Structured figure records

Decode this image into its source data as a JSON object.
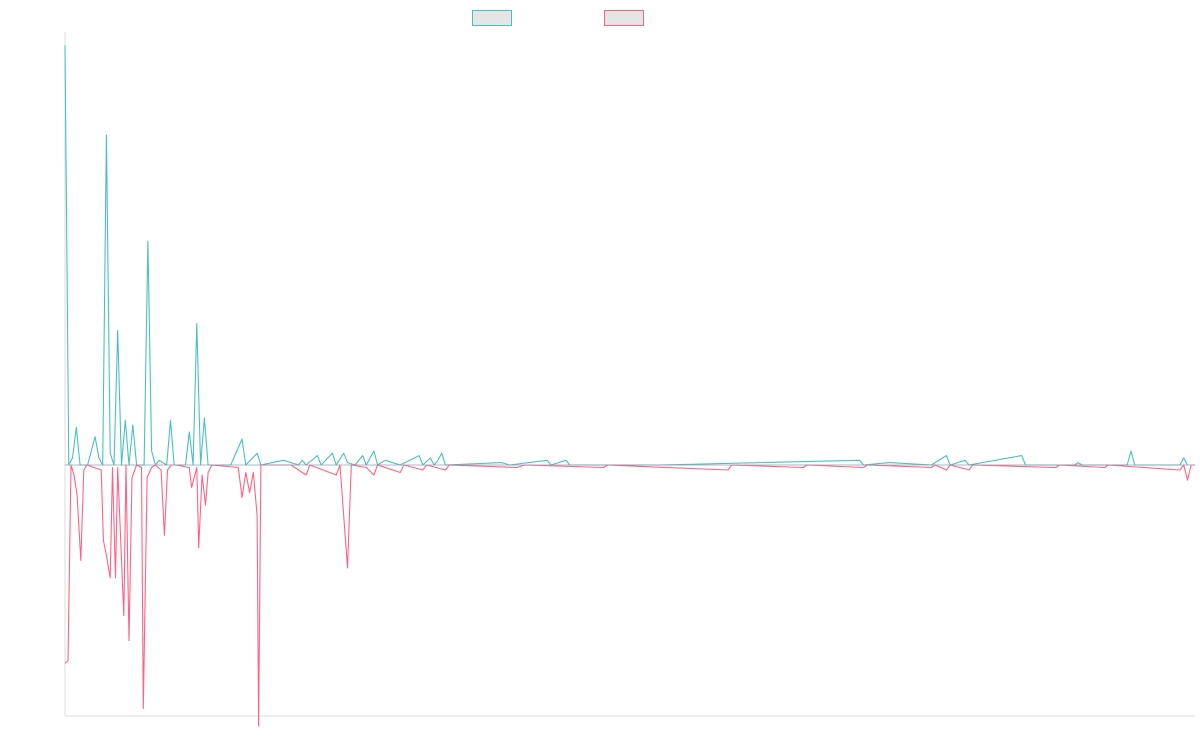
{
  "chart_data": {
    "type": "line",
    "title": "",
    "xlabel": "",
    "ylabel": "",
    "legend_position": "top-center",
    "grid": false,
    "colors": {
      "series_a": "#4bc0c0",
      "series_b": "#ff6384",
      "legend_fill": "#e5e5e5",
      "axis": "#dddddd",
      "zero_line": "#8899aa"
    },
    "x_range": [
      0,
      300
    ],
    "ylim": [
      -1.0,
      1.82
    ],
    "series": [
      {
        "name": "",
        "color": "#4bc0c0",
        "points": [
          [
            0,
            1.78
          ],
          [
            1,
            0.0
          ],
          [
            2,
            0.03
          ],
          [
            3,
            0.16
          ],
          [
            4,
            0.0
          ],
          [
            5,
            0.0
          ],
          [
            6,
            0.0
          ],
          [
            8,
            0.12
          ],
          [
            9,
            0.03
          ],
          [
            10,
            0.0
          ],
          [
            11,
            1.4
          ],
          [
            12,
            0.05
          ],
          [
            13,
            0.0
          ],
          [
            14,
            0.57
          ],
          [
            15,
            0.0
          ],
          [
            16,
            0.19
          ],
          [
            17,
            0.0
          ],
          [
            18,
            0.17
          ],
          [
            19,
            0.0
          ],
          [
            20,
            0.0
          ],
          [
            21,
            0.0
          ],
          [
            22,
            0.95
          ],
          [
            23,
            0.06
          ],
          [
            24,
            0.0
          ],
          [
            25,
            0.02
          ],
          [
            27,
            0.0
          ],
          [
            28,
            0.19
          ],
          [
            29,
            0.0
          ],
          [
            32,
            0.0
          ],
          [
            33,
            0.14
          ],
          [
            34,
            0.0
          ],
          [
            35,
            0.6
          ],
          [
            36,
            0.0
          ],
          [
            37,
            0.2
          ],
          [
            38,
            0.0
          ],
          [
            44,
            0.0
          ],
          [
            47,
            0.11
          ],
          [
            48,
            0.0
          ],
          [
            51,
            0.05
          ],
          [
            52,
            0.0
          ],
          [
            55,
            0.01
          ],
          [
            58,
            0.02
          ],
          [
            62,
            0.0
          ],
          [
            63,
            0.02
          ],
          [
            64,
            0.0
          ],
          [
            67,
            0.04
          ],
          [
            68,
            0.0
          ],
          [
            71,
            0.05
          ],
          [
            72,
            0.0
          ],
          [
            74,
            0.05
          ],
          [
            75,
            0.01
          ],
          [
            77,
            0.0
          ],
          [
            79,
            0.04
          ],
          [
            80,
            0.0
          ],
          [
            82,
            0.06
          ],
          [
            83,
            0.0
          ],
          [
            85,
            0.02
          ],
          [
            89,
            0.0
          ],
          [
            94,
            0.04
          ],
          [
            95,
            0.0
          ],
          [
            97,
            0.03
          ],
          [
            98,
            0.0
          ],
          [
            99,
            0.02
          ],
          [
            100,
            0.05
          ],
          [
            101,
            0.0
          ],
          [
            116,
            0.01
          ],
          [
            118,
            0.0
          ],
          [
            128,
            0.02
          ],
          [
            129,
            0.0
          ],
          [
            133,
            0.02
          ],
          [
            134,
            0.0
          ],
          [
            158,
            0.0
          ],
          [
            211,
            0.02
          ],
          [
            212,
            0.0
          ],
          [
            219,
            0.01
          ],
          [
            230,
            0.0
          ],
          [
            234,
            0.04
          ],
          [
            235,
            0.0
          ],
          [
            239,
            0.02
          ],
          [
            240,
            0.0
          ],
          [
            254,
            0.04
          ],
          [
            255,
            0.0
          ],
          [
            268,
            0.0
          ],
          [
            269,
            0.01
          ],
          [
            270,
            0.0
          ],
          [
            282,
            0.0
          ],
          [
            283,
            0.06
          ],
          [
            284,
            0.0
          ],
          [
            296,
            0.0
          ],
          [
            297,
            0.03
          ],
          [
            298,
            0.0
          ]
        ]
      },
      {
        "name": "",
        "color": "#ff6384",
        "points": [
          [
            0,
            -0.79
          ],
          [
            0.8,
            -0.78
          ],
          [
            1.6,
            0.0
          ],
          [
            2.4,
            -0.04
          ],
          [
            3.2,
            -0.12
          ],
          [
            4.2,
            -0.38
          ],
          [
            5,
            -0.02
          ],
          [
            5.8,
            0.0
          ],
          [
            9.6,
            -0.02
          ],
          [
            10.2,
            -0.3
          ],
          [
            11,
            -0.36
          ],
          [
            12,
            -0.45
          ],
          [
            12.6,
            -0.01
          ],
          [
            13.4,
            -0.45
          ],
          [
            14,
            -0.01
          ],
          [
            15.6,
            -0.6
          ],
          [
            16.2,
            0.0
          ],
          [
            17,
            -0.7
          ],
          [
            17.8,
            -0.05
          ],
          [
            19,
            0.0
          ],
          [
            20.3,
            -0.01
          ],
          [
            20.8,
            -0.97
          ],
          [
            21.8,
            -0.05
          ],
          [
            23,
            -0.01
          ],
          [
            24,
            0.0
          ],
          [
            25.5,
            -0.02
          ],
          [
            26.4,
            -0.28
          ],
          [
            27.2,
            -0.02
          ],
          [
            28.2,
            0.0
          ],
          [
            29.5,
            0.0
          ],
          [
            33,
            -0.01
          ],
          [
            33.6,
            -0.09
          ],
          [
            35,
            -0.01
          ],
          [
            35.5,
            -0.33
          ],
          [
            36.4,
            -0.04
          ],
          [
            37.3,
            -0.16
          ],
          [
            38,
            -0.03
          ],
          [
            39,
            0.0
          ],
          [
            46,
            -0.01
          ],
          [
            47,
            -0.13
          ],
          [
            48,
            -0.03
          ],
          [
            49,
            -0.11
          ],
          [
            50,
            -0.03
          ],
          [
            51,
            -0.2
          ],
          [
            51.4,
            -1.04
          ],
          [
            52,
            0.0
          ],
          [
            60,
            0.0
          ],
          [
            64,
            -0.04
          ],
          [
            65,
            0.0
          ],
          [
            72,
            -0.04
          ],
          [
            73,
            0.0
          ],
          [
            75,
            -0.41
          ],
          [
            76,
            0.0
          ],
          [
            80,
            -0.01
          ],
          [
            82,
            -0.04
          ],
          [
            83,
            0.0
          ],
          [
            89,
            -0.03
          ],
          [
            90,
            0.0
          ],
          [
            95,
            -0.02
          ],
          [
            96,
            0.0
          ],
          [
            101,
            -0.02
          ],
          [
            102,
            0.0
          ],
          [
            120,
            -0.01
          ],
          [
            122,
            0.0
          ],
          [
            143,
            -0.01
          ],
          [
            144,
            0.0
          ],
          [
            176,
            -0.02
          ],
          [
            177,
            0.0
          ],
          [
            196,
            -0.01
          ],
          [
            197,
            0.0
          ],
          [
            212,
            -0.01
          ],
          [
            213,
            0.0
          ],
          [
            230,
            -0.01
          ],
          [
            231,
            0.0
          ],
          [
            234,
            -0.02
          ],
          [
            235,
            0.0
          ],
          [
            240,
            -0.02
          ],
          [
            241,
            0.0
          ],
          [
            263,
            -0.01
          ],
          [
            264,
            0.0
          ],
          [
            276,
            -0.01
          ],
          [
            277,
            0.0
          ],
          [
            296,
            -0.02
          ],
          [
            297,
            0.0
          ],
          [
            298,
            -0.06
          ],
          [
            299,
            0.0
          ],
          [
            300,
            0.0
          ]
        ]
      }
    ]
  }
}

* THE REQUEST: Copy each line of the records precisely and drop any images they hold.

* OUTPUT BELOW:
Decode this image into its source data as a JSON object.
{
  "chart_data": {
    "type": "line",
    "title": "",
    "xlabel": "",
    "ylabel": "",
    "legend_position": "top-center",
    "grid": false,
    "colors": {
      "series_a": "#4bc0c0",
      "series_b": "#ff6384",
      "legend_fill": "#e5e5e5",
      "axis": "#dddddd",
      "zero_line": "#8899aa"
    },
    "x_range": [
      0,
      300
    ],
    "ylim": [
      -1.0,
      1.82
    ],
    "series": [
      {
        "name": "",
        "color": "#4bc0c0",
        "points": [
          [
            0,
            1.78
          ],
          [
            1,
            0.0
          ],
          [
            2,
            0.03
          ],
          [
            3,
            0.16
          ],
          [
            4,
            0.0
          ],
          [
            5,
            0.0
          ],
          [
            6,
            0.0
          ],
          [
            8,
            0.12
          ],
          [
            9,
            0.03
          ],
          [
            10,
            0.0
          ],
          [
            11,
            1.4
          ],
          [
            12,
            0.05
          ],
          [
            13,
            0.0
          ],
          [
            14,
            0.57
          ],
          [
            15,
            0.0
          ],
          [
            16,
            0.19
          ],
          [
            17,
            0.0
          ],
          [
            18,
            0.17
          ],
          [
            19,
            0.0
          ],
          [
            20,
            0.0
          ],
          [
            21,
            0.0
          ],
          [
            22,
            0.95
          ],
          [
            23,
            0.06
          ],
          [
            24,
            0.0
          ],
          [
            25,
            0.02
          ],
          [
            27,
            0.0
          ],
          [
            28,
            0.19
          ],
          [
            29,
            0.0
          ],
          [
            32,
            0.0
          ],
          [
            33,
            0.14
          ],
          [
            34,
            0.0
          ],
          [
            35,
            0.6
          ],
          [
            36,
            0.0
          ],
          [
            37,
            0.2
          ],
          [
            38,
            0.0
          ],
          [
            44,
            0.0
          ],
          [
            47,
            0.11
          ],
          [
            48,
            0.0
          ],
          [
            51,
            0.05
          ],
          [
            52,
            0.0
          ],
          [
            55,
            0.01
          ],
          [
            58,
            0.02
          ],
          [
            62,
            0.0
          ],
          [
            63,
            0.02
          ],
          [
            64,
            0.0
          ],
          [
            67,
            0.04
          ],
          [
            68,
            0.0
          ],
          [
            71,
            0.05
          ],
          [
            72,
            0.0
          ],
          [
            74,
            0.05
          ],
          [
            75,
            0.01
          ],
          [
            77,
            0.0
          ],
          [
            79,
            0.04
          ],
          [
            80,
            0.0
          ],
          [
            82,
            0.06
          ],
          [
            83,
            0.0
          ],
          [
            85,
            0.02
          ],
          [
            89,
            0.0
          ],
          [
            94,
            0.04
          ],
          [
            95,
            0.0
          ],
          [
            97,
            0.03
          ],
          [
            98,
            0.0
          ],
          [
            99,
            0.02
          ],
          [
            100,
            0.05
          ],
          [
            101,
            0.0
          ],
          [
            116,
            0.01
          ],
          [
            118,
            0.0
          ],
          [
            128,
            0.02
          ],
          [
            129,
            0.0
          ],
          [
            133,
            0.02
          ],
          [
            134,
            0.0
          ],
          [
            158,
            0.0
          ],
          [
            211,
            0.02
          ],
          [
            212,
            0.0
          ],
          [
            219,
            0.01
          ],
          [
            230,
            0.0
          ],
          [
            234,
            0.04
          ],
          [
            235,
            0.0
          ],
          [
            239,
            0.02
          ],
          [
            240,
            0.0
          ],
          [
            254,
            0.04
          ],
          [
            255,
            0.0
          ],
          [
            268,
            0.0
          ],
          [
            269,
            0.01
          ],
          [
            270,
            0.0
          ],
          [
            282,
            0.0
          ],
          [
            283,
            0.06
          ],
          [
            284,
            0.0
          ],
          [
            296,
            0.0
          ],
          [
            297,
            0.03
          ],
          [
            298,
            0.0
          ]
        ]
      },
      {
        "name": "",
        "color": "#ff6384",
        "points": [
          [
            0,
            -0.79
          ],
          [
            0.8,
            -0.78
          ],
          [
            1.6,
            0.0
          ],
          [
            2.4,
            -0.04
          ],
          [
            3.2,
            -0.12
          ],
          [
            4.2,
            -0.38
          ],
          [
            5,
            -0.02
          ],
          [
            5.8,
            0.0
          ],
          [
            9.6,
            -0.02
          ],
          [
            10.2,
            -0.3
          ],
          [
            11,
            -0.36
          ],
          [
            12,
            -0.45
          ],
          [
            12.6,
            -0.01
          ],
          [
            13.4,
            -0.45
          ],
          [
            14,
            -0.01
          ],
          [
            15.6,
            -0.6
          ],
          [
            16.2,
            0.0
          ],
          [
            17,
            -0.7
          ],
          [
            17.8,
            -0.05
          ],
          [
            19,
            0.0
          ],
          [
            20.3,
            -0.01
          ],
          [
            20.8,
            -0.97
          ],
          [
            21.8,
            -0.05
          ],
          [
            23,
            -0.01
          ],
          [
            24,
            0.0
          ],
          [
            25.5,
            -0.02
          ],
          [
            26.4,
            -0.28
          ],
          [
            27.2,
            -0.02
          ],
          [
            28.2,
            0.0
          ],
          [
            29.5,
            0.0
          ],
          [
            33,
            -0.01
          ],
          [
            33.6,
            -0.09
          ],
          [
            35,
            -0.01
          ],
          [
            35.5,
            -0.33
          ],
          [
            36.4,
            -0.04
          ],
          [
            37.3,
            -0.16
          ],
          [
            38,
            -0.03
          ],
          [
            39,
            0.0
          ],
          [
            46,
            -0.01
          ],
          [
            47,
            -0.13
          ],
          [
            48,
            -0.03
          ],
          [
            49,
            -0.11
          ],
          [
            50,
            -0.03
          ],
          [
            51,
            -0.2
          ],
          [
            51.4,
            -1.04
          ],
          [
            52,
            0.0
          ],
          [
            60,
            0.0
          ],
          [
            64,
            -0.04
          ],
          [
            65,
            0.0
          ],
          [
            72,
            -0.04
          ],
          [
            73,
            0.0
          ],
          [
            75,
            -0.41
          ],
          [
            76,
            0.0
          ],
          [
            80,
            -0.01
          ],
          [
            82,
            -0.04
          ],
          [
            83,
            0.0
          ],
          [
            89,
            -0.03
          ],
          [
            90,
            0.0
          ],
          [
            95,
            -0.02
          ],
          [
            96,
            0.0
          ],
          [
            101,
            -0.02
          ],
          [
            102,
            0.0
          ],
          [
            120,
            -0.01
          ],
          [
            122,
            0.0
          ],
          [
            143,
            -0.01
          ],
          [
            144,
            0.0
          ],
          [
            176,
            -0.02
          ],
          [
            177,
            0.0
          ],
          [
            196,
            -0.01
          ],
          [
            197,
            0.0
          ],
          [
            212,
            -0.01
          ],
          [
            213,
            0.0
          ],
          [
            230,
            -0.01
          ],
          [
            231,
            0.0
          ],
          [
            234,
            -0.02
          ],
          [
            235,
            0.0
          ],
          [
            240,
            -0.02
          ],
          [
            241,
            0.0
          ],
          [
            263,
            -0.01
          ],
          [
            264,
            0.0
          ],
          [
            276,
            -0.01
          ],
          [
            277,
            0.0
          ],
          [
            296,
            -0.02
          ],
          [
            297,
            0.0
          ],
          [
            298,
            -0.06
          ],
          [
            299,
            0.0
          ],
          [
            300,
            0.0
          ]
        ]
      }
    ]
  }
}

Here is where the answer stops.